▶ **INSTRUCTIONS FOR THE TASK**
Collect each line of the entries that holds the string "profile".

▶ **Stored data**
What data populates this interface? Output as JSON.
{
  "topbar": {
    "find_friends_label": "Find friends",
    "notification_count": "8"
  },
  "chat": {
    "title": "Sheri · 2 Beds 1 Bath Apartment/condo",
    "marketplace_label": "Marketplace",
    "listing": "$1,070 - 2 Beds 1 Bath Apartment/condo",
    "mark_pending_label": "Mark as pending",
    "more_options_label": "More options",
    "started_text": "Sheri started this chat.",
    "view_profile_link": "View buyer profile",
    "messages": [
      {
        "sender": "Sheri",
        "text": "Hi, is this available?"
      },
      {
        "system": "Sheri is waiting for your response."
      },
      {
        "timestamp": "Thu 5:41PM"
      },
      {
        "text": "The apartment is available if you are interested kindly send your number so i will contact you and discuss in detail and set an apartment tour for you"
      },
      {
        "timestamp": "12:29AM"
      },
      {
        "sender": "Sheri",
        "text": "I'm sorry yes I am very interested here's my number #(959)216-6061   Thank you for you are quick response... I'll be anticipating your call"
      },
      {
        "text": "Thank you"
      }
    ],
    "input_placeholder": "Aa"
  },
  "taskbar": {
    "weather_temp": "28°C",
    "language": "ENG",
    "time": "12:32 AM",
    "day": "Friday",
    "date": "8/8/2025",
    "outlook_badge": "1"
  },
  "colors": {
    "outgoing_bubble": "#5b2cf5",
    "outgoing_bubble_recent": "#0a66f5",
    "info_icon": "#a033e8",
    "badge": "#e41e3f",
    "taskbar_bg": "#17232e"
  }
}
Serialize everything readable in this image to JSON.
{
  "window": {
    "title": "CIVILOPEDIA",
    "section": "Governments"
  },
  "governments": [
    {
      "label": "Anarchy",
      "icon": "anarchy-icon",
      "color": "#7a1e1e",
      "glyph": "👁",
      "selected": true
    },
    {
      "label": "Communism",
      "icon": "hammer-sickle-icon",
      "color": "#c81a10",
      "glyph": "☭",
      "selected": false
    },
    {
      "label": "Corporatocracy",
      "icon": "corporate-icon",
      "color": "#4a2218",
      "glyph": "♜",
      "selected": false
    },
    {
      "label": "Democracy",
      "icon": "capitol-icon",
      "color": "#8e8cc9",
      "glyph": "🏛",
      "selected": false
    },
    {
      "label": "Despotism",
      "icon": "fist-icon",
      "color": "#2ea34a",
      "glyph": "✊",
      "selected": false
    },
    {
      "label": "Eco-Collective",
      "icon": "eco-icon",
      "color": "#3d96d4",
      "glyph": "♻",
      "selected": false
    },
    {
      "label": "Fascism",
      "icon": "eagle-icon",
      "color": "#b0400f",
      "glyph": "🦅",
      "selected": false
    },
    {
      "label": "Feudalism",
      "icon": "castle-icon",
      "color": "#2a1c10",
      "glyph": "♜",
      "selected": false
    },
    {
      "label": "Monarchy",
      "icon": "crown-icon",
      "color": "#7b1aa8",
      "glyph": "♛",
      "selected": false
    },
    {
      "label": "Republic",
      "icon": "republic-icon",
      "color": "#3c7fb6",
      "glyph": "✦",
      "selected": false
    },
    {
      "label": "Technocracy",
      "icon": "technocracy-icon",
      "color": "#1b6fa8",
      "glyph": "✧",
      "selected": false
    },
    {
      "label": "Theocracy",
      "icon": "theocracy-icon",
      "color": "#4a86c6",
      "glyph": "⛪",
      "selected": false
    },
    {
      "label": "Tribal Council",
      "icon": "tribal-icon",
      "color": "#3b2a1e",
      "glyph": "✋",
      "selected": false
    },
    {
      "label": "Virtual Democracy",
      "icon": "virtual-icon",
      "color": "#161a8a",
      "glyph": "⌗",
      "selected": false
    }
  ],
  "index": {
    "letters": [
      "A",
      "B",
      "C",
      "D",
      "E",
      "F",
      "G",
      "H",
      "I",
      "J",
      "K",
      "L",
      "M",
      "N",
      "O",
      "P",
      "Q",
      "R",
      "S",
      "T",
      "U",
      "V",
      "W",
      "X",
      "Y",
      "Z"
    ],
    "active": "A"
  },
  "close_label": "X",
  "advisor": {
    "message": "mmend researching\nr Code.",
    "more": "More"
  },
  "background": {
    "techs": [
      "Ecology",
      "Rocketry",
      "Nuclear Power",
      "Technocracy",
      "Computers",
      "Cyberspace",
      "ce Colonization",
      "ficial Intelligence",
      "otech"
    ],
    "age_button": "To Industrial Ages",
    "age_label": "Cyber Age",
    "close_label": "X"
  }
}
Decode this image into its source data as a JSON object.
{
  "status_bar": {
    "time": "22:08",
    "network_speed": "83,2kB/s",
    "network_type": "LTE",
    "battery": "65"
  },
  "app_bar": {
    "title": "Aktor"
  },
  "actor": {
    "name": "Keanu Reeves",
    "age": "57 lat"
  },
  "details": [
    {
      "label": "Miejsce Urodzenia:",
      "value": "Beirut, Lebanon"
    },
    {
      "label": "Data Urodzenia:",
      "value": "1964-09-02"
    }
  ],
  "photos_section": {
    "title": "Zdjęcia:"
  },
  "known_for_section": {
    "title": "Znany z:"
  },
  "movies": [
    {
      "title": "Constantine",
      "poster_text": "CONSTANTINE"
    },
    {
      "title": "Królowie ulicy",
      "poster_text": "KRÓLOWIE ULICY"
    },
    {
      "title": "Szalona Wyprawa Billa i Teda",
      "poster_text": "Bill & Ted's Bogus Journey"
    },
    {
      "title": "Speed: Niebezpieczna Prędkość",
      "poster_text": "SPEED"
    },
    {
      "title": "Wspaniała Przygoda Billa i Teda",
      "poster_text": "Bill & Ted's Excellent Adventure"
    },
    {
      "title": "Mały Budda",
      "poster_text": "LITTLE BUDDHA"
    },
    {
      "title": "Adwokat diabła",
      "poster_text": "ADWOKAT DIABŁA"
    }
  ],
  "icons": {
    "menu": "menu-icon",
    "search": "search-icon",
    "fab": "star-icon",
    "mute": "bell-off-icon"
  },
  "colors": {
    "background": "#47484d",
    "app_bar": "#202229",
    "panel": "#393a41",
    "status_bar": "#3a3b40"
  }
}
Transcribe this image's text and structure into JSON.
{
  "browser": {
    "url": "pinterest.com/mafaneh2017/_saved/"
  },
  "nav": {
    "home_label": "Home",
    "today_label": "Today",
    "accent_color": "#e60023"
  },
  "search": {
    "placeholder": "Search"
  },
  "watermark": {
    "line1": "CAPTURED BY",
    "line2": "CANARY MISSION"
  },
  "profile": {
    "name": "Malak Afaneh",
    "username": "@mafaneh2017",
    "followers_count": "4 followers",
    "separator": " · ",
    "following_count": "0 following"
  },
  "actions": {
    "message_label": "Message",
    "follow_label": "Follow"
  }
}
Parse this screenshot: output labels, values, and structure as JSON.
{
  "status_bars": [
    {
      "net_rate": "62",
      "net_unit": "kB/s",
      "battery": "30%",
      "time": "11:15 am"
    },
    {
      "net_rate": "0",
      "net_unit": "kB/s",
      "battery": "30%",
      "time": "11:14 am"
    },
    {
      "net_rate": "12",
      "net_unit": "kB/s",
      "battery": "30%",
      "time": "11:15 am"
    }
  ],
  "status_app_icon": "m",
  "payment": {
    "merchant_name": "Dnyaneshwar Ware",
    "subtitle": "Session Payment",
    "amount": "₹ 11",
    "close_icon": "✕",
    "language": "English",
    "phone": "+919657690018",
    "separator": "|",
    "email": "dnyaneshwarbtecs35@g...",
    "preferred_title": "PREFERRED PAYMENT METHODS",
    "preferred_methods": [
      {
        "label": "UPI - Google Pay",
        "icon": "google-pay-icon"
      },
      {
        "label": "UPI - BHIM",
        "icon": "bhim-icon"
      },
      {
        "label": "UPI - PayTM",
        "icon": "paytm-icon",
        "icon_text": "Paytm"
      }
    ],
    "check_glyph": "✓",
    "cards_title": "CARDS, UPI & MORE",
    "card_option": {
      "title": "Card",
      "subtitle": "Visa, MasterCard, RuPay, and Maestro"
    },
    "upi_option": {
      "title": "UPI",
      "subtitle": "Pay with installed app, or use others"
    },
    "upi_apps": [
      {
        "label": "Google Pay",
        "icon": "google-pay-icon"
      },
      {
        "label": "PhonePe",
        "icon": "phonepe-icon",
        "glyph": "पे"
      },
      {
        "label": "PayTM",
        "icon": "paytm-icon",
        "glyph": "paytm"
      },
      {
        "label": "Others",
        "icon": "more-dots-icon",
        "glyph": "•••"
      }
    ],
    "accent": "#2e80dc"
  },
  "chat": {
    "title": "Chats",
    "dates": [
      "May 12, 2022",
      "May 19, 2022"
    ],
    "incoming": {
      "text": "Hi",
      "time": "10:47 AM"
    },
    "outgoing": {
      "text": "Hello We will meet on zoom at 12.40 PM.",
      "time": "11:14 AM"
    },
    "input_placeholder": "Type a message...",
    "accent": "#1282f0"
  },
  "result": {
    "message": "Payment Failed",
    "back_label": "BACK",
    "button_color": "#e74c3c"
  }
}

▶ **EXERCISE ANSWER**
    "view_profile_link": "View buyer profile",
  "profile": {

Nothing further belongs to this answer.